## WHAT IS REQUIRED
Search the data for the word "Please" and copy every line where it occurs.

## LISTED RECORDS

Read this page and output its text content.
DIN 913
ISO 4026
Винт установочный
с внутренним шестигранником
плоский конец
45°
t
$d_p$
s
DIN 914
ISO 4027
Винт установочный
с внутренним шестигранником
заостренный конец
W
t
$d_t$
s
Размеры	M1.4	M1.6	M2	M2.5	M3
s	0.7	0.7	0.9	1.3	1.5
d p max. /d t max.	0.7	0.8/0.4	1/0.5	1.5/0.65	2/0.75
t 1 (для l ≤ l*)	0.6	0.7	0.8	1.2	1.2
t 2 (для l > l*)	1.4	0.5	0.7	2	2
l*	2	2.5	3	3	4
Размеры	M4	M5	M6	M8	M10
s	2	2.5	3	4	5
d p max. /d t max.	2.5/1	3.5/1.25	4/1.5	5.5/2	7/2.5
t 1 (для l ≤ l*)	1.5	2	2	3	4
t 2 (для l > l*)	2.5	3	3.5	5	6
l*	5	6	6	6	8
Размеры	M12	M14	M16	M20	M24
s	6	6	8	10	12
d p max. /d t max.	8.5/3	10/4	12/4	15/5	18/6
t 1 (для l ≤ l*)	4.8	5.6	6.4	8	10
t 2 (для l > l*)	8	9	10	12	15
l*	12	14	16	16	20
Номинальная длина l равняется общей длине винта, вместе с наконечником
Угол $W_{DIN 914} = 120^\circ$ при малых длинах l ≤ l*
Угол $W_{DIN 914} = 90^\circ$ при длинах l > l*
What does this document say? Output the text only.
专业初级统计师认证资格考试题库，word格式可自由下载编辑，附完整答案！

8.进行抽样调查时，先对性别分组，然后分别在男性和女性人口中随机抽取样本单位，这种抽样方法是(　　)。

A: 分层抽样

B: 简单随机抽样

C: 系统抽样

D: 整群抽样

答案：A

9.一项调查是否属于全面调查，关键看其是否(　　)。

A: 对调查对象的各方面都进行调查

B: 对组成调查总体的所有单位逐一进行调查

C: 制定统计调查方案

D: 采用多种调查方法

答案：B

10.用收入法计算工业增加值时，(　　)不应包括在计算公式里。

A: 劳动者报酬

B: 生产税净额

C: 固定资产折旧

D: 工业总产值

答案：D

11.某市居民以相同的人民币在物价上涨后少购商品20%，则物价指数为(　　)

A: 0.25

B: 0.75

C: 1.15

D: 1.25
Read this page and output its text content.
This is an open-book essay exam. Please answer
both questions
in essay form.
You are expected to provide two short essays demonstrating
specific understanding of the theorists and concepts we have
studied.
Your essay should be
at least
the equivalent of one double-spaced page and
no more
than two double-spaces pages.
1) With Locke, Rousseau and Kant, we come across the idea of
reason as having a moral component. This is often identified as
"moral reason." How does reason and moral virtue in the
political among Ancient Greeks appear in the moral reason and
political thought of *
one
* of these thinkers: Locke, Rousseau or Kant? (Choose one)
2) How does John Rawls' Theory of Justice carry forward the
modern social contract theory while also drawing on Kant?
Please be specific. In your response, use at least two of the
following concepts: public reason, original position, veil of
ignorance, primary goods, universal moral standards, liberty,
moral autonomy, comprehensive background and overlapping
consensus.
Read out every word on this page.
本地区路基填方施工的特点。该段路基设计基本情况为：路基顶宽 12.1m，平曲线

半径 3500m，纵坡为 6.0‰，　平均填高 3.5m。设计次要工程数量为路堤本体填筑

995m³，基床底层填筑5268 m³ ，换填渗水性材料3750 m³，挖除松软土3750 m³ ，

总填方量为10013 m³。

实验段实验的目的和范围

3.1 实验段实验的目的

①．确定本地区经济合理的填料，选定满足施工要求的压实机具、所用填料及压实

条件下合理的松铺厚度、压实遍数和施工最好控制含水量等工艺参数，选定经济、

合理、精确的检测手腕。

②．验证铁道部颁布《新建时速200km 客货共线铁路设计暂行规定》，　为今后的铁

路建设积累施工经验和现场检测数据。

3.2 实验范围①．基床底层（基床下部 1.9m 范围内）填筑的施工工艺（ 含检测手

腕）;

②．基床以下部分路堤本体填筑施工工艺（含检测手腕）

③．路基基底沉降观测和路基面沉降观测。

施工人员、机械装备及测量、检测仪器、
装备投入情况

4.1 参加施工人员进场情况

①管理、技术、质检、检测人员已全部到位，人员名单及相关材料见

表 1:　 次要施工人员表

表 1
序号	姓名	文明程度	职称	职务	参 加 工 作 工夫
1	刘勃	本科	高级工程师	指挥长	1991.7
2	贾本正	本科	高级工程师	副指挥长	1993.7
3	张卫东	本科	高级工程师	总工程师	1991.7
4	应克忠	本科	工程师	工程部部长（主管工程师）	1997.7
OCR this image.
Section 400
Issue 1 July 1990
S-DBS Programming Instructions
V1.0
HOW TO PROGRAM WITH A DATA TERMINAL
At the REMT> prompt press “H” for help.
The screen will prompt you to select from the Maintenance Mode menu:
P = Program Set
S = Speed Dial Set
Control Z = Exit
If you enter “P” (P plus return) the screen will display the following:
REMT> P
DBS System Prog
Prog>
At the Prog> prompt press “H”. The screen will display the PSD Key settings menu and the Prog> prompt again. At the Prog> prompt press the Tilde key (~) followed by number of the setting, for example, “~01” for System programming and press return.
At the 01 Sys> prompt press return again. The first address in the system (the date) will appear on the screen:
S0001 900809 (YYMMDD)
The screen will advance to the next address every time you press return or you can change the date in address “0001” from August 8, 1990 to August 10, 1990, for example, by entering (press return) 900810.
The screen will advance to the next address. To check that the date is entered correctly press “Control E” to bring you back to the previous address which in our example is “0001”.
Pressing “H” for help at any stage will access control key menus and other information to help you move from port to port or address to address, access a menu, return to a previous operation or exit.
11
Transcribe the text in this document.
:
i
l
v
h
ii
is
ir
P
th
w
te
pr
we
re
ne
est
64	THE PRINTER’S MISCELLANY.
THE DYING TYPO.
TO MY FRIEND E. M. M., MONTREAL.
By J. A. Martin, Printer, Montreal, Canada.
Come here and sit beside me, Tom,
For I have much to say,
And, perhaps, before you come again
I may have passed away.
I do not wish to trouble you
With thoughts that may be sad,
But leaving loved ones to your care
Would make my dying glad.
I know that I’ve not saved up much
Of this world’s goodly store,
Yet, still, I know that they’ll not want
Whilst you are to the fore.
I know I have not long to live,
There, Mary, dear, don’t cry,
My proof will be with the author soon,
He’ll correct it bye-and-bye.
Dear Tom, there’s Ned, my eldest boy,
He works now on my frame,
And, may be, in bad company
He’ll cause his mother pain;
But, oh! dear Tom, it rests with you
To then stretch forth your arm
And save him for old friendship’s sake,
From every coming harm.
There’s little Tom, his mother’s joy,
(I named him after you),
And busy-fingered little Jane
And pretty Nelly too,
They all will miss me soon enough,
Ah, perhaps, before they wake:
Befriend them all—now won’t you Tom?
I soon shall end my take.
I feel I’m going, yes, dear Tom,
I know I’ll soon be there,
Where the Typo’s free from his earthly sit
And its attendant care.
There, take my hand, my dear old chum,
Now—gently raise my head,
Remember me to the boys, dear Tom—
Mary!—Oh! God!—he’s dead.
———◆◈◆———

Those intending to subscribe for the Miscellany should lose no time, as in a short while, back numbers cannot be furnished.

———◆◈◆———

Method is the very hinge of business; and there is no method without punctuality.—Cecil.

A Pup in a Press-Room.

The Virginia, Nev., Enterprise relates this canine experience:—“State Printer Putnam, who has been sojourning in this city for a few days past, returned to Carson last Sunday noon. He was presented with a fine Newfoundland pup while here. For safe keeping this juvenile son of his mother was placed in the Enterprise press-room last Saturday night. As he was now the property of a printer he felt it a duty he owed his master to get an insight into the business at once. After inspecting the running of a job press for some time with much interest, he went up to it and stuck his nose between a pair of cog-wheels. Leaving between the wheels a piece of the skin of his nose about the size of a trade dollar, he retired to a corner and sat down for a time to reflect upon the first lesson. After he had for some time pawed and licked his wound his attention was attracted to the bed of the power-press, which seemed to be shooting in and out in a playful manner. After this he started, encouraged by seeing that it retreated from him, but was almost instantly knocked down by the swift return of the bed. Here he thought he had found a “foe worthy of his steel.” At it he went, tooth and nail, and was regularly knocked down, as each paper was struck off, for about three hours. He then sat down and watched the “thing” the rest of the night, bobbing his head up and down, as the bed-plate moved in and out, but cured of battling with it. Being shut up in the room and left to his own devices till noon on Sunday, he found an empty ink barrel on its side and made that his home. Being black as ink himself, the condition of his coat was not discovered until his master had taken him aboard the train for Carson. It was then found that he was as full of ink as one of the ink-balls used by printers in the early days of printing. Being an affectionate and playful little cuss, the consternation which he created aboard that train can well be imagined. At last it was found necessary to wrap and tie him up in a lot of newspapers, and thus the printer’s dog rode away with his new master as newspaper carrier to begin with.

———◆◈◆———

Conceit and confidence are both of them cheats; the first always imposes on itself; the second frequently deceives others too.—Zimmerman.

## WRITTEN RESPONSE
This is an open-book essay exam. Please answer
Please be specific. In your response, use at least two of the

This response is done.